- _Written task_: Scan the data beneath this task and copy each line that includes "discount".

- _Dataset rows_:

***

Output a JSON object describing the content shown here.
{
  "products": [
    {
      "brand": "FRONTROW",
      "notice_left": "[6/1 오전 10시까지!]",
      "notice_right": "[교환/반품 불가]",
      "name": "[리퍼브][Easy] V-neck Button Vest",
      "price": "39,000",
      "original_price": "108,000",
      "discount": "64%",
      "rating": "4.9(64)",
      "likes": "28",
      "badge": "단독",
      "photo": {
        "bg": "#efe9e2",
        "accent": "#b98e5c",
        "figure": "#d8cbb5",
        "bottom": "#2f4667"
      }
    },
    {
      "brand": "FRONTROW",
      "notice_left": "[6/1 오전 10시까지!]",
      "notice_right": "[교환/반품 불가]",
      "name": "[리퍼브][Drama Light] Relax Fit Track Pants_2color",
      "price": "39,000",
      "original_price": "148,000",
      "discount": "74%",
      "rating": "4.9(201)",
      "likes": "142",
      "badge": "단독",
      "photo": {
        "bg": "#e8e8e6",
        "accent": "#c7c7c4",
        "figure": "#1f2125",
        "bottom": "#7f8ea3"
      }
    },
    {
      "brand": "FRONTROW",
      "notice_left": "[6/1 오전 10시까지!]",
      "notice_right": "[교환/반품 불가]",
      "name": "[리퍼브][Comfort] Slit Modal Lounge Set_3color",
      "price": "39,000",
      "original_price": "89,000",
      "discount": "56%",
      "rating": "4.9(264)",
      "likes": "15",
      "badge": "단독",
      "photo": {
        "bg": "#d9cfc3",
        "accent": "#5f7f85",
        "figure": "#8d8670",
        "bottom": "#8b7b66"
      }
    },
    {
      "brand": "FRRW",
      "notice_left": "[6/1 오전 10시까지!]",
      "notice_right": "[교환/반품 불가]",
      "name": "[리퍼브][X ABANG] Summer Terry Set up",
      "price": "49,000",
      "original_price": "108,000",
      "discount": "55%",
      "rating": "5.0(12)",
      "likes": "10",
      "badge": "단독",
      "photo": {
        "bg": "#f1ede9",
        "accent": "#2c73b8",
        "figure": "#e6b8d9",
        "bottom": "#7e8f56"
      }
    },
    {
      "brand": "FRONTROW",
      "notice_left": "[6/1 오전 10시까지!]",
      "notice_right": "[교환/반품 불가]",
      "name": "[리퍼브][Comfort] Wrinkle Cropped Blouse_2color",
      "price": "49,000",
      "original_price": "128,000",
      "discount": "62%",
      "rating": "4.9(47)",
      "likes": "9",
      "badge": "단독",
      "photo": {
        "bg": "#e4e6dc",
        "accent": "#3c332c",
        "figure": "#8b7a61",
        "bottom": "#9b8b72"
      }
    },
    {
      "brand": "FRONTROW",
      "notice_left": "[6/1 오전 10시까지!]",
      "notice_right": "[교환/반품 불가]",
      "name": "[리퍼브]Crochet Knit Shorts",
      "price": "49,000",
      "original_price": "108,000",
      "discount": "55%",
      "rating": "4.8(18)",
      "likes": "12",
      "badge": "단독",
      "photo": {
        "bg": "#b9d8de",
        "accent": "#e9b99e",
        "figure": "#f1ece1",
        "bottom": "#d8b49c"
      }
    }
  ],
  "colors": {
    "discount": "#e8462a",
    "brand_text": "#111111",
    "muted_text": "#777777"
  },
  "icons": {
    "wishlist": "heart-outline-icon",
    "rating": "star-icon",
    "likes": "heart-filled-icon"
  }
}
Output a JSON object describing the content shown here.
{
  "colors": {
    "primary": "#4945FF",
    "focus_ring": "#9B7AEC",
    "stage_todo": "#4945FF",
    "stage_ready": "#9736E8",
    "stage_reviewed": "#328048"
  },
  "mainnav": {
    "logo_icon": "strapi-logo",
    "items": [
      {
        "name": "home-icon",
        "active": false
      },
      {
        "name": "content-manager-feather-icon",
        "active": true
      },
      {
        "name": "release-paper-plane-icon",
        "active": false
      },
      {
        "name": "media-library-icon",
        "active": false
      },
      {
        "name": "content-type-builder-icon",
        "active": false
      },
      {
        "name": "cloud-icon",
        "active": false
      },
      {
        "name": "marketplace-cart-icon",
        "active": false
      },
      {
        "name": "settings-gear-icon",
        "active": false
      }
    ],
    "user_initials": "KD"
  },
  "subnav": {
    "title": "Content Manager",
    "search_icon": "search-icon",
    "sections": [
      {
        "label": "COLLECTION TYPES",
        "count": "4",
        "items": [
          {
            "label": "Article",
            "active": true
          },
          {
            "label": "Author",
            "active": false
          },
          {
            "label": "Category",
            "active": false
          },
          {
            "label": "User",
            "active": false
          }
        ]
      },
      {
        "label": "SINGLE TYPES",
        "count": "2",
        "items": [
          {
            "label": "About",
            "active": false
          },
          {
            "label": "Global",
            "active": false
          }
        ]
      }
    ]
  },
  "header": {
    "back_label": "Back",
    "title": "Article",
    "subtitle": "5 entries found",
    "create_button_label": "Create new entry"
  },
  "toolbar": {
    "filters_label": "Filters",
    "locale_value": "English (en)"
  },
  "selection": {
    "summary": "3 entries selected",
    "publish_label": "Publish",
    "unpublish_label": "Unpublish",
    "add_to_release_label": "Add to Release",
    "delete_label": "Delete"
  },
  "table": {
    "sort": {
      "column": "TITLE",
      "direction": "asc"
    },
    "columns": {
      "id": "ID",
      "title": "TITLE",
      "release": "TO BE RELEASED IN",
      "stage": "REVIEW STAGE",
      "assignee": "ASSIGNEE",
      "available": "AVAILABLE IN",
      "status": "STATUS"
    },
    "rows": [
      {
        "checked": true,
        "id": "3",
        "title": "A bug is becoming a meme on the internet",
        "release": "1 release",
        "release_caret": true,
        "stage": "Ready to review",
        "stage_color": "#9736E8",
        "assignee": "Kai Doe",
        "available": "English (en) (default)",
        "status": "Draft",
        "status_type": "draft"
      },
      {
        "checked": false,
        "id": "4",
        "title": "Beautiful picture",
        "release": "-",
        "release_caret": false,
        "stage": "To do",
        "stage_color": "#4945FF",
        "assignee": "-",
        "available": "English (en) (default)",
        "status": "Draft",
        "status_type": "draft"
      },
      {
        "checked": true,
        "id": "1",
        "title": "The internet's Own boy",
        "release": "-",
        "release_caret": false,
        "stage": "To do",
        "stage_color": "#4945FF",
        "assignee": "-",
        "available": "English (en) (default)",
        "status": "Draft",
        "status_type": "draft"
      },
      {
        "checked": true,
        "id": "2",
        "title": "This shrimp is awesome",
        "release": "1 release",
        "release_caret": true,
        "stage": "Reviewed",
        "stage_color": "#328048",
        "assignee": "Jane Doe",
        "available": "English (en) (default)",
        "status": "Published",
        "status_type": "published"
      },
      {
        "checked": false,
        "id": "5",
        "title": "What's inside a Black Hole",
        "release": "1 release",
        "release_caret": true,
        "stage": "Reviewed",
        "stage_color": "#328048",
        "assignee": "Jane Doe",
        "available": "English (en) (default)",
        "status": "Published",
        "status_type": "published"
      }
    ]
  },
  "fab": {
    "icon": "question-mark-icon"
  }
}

***

- _Solved exercise_:
      "discount": "64%",
      "discount": "74%",
      "discount": "56%",
      "discount": "55%",
      "discount": "62%",
      "discount": "55%",
    "discount": "#e8462a",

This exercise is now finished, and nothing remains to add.